**PROVIDED RECORDS**.
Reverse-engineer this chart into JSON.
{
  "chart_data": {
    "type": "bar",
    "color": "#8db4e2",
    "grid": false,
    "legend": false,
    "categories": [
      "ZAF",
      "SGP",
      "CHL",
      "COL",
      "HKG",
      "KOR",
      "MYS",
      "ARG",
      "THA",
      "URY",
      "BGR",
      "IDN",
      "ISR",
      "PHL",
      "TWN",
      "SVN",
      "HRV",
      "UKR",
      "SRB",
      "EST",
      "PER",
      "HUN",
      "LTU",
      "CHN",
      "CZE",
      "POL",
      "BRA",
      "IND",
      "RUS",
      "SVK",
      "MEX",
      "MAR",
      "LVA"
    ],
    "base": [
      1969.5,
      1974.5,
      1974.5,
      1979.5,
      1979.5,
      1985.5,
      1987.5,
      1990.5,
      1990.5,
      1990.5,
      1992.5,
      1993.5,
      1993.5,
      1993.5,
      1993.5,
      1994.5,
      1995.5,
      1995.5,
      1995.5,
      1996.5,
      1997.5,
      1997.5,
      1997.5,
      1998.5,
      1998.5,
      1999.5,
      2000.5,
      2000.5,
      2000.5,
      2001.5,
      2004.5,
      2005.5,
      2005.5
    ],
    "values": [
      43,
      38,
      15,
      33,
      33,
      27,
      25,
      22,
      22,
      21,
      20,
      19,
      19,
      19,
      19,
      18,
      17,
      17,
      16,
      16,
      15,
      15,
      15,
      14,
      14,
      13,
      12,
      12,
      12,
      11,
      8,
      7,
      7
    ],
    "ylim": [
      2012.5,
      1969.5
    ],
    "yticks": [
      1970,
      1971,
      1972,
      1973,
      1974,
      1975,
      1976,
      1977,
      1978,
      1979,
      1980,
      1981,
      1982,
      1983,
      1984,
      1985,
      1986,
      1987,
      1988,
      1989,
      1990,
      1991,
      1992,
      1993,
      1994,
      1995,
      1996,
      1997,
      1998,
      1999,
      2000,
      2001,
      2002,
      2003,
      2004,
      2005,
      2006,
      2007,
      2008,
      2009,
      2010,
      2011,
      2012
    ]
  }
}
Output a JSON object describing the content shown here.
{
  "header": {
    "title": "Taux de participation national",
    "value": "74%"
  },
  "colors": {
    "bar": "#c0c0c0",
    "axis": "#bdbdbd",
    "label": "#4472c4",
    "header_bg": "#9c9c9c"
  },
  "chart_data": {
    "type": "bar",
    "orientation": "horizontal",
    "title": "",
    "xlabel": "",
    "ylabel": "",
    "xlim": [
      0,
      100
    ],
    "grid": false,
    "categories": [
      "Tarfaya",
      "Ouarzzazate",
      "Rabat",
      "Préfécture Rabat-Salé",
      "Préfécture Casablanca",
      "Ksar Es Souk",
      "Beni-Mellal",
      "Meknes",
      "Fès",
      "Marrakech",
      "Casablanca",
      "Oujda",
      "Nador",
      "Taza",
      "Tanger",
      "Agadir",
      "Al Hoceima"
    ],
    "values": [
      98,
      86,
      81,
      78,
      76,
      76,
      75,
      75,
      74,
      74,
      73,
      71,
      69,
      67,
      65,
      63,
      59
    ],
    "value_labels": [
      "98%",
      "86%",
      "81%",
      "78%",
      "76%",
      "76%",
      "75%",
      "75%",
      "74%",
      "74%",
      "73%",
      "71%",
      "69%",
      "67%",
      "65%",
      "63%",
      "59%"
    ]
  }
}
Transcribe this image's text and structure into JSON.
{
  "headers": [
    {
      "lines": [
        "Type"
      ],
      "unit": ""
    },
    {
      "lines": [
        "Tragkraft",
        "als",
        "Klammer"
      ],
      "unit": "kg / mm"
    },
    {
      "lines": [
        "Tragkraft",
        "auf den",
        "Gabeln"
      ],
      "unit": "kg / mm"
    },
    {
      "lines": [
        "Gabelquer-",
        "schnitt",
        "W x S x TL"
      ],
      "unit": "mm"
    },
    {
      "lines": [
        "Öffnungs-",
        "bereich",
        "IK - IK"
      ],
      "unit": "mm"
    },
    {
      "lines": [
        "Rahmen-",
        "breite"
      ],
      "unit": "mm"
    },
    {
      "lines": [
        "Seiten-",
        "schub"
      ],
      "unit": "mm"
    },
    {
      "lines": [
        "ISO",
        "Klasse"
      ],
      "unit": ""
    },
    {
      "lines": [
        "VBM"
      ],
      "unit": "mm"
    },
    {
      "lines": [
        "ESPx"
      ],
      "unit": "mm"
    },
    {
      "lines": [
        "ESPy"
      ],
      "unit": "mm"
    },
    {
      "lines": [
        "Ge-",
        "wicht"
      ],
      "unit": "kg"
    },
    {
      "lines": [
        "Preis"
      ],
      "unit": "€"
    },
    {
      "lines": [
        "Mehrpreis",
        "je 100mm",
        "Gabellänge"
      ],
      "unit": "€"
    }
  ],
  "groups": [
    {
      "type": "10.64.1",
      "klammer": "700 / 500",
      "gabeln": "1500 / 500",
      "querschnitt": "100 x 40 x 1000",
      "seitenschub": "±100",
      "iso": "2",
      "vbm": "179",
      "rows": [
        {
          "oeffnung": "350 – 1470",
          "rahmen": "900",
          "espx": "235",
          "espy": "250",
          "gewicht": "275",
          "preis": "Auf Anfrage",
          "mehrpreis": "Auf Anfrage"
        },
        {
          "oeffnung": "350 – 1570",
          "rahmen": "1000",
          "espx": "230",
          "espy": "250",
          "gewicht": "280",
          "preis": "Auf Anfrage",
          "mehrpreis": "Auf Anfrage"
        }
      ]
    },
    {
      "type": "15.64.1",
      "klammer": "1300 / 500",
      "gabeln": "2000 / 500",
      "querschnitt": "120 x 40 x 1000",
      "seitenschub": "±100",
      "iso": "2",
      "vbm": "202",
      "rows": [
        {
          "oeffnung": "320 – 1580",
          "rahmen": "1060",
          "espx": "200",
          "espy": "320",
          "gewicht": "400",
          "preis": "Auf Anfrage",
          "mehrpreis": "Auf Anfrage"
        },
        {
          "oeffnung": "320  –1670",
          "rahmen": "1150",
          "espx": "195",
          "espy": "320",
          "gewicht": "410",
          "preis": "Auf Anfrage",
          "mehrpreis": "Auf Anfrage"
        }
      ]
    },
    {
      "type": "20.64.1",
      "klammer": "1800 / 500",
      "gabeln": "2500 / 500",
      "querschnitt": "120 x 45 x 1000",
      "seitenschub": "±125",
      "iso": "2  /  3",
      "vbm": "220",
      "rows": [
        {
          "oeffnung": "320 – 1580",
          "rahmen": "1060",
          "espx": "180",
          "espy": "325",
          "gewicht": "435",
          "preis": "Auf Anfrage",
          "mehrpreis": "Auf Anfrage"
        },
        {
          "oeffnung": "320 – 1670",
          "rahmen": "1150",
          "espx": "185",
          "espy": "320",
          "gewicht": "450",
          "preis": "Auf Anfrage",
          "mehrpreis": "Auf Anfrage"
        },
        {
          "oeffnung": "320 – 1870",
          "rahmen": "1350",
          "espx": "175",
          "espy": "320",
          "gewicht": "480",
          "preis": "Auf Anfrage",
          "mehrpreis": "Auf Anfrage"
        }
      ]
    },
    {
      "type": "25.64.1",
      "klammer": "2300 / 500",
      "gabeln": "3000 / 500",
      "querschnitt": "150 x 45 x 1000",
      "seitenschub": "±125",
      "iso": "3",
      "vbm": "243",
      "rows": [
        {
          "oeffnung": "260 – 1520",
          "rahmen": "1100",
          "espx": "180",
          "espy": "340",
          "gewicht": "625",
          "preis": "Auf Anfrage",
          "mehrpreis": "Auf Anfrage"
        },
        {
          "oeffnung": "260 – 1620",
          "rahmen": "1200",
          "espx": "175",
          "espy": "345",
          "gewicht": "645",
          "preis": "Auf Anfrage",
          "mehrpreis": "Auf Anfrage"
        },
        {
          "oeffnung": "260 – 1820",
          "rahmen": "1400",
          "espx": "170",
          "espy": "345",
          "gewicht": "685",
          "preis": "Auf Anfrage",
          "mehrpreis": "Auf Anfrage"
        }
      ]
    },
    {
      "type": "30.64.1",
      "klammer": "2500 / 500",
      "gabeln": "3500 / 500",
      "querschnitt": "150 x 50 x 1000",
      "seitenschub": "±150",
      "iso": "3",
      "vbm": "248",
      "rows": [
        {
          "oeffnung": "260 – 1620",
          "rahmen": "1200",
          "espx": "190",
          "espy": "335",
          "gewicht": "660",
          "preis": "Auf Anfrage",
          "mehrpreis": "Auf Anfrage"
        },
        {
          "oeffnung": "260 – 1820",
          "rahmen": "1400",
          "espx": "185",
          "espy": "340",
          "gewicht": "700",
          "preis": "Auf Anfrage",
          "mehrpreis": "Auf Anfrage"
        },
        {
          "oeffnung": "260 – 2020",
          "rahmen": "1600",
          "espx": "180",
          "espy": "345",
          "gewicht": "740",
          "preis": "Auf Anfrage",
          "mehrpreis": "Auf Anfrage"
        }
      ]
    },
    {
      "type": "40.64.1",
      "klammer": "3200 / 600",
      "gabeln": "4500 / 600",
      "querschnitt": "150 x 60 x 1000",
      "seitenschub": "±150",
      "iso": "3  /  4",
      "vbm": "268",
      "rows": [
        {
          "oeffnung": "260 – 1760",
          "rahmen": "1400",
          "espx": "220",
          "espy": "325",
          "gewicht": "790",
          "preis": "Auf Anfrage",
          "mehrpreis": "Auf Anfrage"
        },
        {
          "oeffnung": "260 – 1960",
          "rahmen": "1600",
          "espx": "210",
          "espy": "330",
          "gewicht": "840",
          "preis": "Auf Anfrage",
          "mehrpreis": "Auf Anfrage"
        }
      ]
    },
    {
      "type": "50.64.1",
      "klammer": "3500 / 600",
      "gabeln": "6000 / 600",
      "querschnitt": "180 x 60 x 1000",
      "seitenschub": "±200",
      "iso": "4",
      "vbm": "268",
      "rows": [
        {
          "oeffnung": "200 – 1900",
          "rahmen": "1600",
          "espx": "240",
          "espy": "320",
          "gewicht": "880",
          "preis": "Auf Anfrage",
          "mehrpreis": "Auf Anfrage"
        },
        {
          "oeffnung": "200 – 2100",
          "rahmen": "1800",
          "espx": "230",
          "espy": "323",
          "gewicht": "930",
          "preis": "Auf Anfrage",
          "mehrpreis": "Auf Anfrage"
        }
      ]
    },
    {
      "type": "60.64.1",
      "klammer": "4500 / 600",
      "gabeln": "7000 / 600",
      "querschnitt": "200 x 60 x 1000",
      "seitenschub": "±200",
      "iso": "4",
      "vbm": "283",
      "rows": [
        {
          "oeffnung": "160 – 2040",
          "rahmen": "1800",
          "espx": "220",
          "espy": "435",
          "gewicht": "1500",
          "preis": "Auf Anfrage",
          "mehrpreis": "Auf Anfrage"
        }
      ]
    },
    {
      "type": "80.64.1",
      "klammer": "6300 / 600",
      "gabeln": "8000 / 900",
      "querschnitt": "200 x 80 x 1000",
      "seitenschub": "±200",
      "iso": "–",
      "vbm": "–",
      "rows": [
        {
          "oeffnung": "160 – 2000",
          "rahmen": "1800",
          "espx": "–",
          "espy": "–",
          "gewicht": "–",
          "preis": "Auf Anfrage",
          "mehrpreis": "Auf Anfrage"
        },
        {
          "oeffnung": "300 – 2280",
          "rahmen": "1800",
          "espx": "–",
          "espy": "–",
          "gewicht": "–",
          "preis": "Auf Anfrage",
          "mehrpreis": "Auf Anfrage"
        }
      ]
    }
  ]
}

**WRITTEN EXERCISE**.
Filter lines by "title" and return each hit.

**OUTPUT BELOW**.
    "title": "Taux de participation national",
    "title": "",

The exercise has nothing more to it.